--- Start of Items ---

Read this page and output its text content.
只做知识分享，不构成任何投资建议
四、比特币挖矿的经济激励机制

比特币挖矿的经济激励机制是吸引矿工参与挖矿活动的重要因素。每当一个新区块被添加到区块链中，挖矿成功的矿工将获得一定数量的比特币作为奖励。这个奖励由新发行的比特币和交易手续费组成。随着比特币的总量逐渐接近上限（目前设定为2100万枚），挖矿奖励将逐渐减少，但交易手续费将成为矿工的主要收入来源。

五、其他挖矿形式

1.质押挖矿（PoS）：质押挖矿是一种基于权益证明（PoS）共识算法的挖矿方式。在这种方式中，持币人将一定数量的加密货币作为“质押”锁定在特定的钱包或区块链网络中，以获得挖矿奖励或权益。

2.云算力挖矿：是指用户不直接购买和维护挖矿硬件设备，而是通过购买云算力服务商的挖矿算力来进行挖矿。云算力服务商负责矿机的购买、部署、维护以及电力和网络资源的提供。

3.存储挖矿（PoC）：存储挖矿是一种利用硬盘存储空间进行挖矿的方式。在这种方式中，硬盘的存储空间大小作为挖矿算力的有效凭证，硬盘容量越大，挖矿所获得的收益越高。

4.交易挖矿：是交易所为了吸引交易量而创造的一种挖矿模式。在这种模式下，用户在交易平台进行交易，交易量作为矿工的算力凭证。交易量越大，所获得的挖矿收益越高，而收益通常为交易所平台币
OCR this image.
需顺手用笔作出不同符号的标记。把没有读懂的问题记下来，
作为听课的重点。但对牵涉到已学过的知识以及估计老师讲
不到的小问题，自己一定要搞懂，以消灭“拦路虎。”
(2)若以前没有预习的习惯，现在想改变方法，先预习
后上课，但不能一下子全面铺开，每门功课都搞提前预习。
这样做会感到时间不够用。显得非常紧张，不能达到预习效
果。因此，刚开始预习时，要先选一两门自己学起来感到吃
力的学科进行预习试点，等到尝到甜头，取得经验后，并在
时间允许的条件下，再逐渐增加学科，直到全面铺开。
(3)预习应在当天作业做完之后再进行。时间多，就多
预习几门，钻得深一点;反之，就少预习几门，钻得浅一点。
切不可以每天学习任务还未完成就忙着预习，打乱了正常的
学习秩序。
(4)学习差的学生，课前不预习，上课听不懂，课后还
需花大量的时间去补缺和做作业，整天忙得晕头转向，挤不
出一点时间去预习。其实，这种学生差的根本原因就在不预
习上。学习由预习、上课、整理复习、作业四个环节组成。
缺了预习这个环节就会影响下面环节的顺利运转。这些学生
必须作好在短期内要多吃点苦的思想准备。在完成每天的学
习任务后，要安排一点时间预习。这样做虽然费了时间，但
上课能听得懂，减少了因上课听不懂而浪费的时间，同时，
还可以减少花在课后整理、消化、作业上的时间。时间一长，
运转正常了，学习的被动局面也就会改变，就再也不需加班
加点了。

--- End of Items ---

▶ Problem statement: Please quote exactly the lines from the one containing "OCR this image." through the last line of the records above, both included, and nothing else.

▶ Response to this task:
OCR this image.
需顺手用笔作出不同符号的标记。把没有读懂的问题记下来，
作为听课的重点。但对牵涉到已学过的知识以及估计老师讲
不到的小问题，自己一定要搞懂，以消灭“拦路虎。”
(2)若以前没有预习的习惯，现在想改变方法，先预习
后上课，但不能一下子全面铺开，每门功课都搞提前预习。
这样做会感到时间不够用。显得非常紧张，不能达到预习效
果。因此，刚开始预习时，要先选一两门自己学起来感到吃
力的学科进行预习试点，等到尝到甜头，取得经验后，并在
时间允许的条件下，再逐渐增加学科，直到全面铺开。
(3)预习应在当天作业做完之后再进行。时间多，就多
预习几门，钻得深一点;反之，就少预习几门，钻得浅一点。
切不可以每天学习任务还未完成就忙着预习，打乱了正常的
学习秩序。
(4)学习差的学生，课前不预习，上课听不懂，课后还
需花大量的时间去补缺和做作业，整天忙得晕头转向，挤不
出一点时间去预习。其实，这种学生差的根本原因就在不预
习上。学习由预习、上课、整理复习、作业四个环节组成。
缺了预习这个环节就会影响下面环节的顺利运转。这些学生
必须作好在短期内要多吃点苦的思想准备。在完成每天的学
习任务后，要安排一点时间预习。这样做虽然费了时间，但
上课能听得懂，减少了因上课听不懂而浪费的时间，同时，
还可以减少花在课后整理、消化、作业上的时间。时间一长，
运转正常了，学习的被动局面也就会改变，就再也不需加班
加点了。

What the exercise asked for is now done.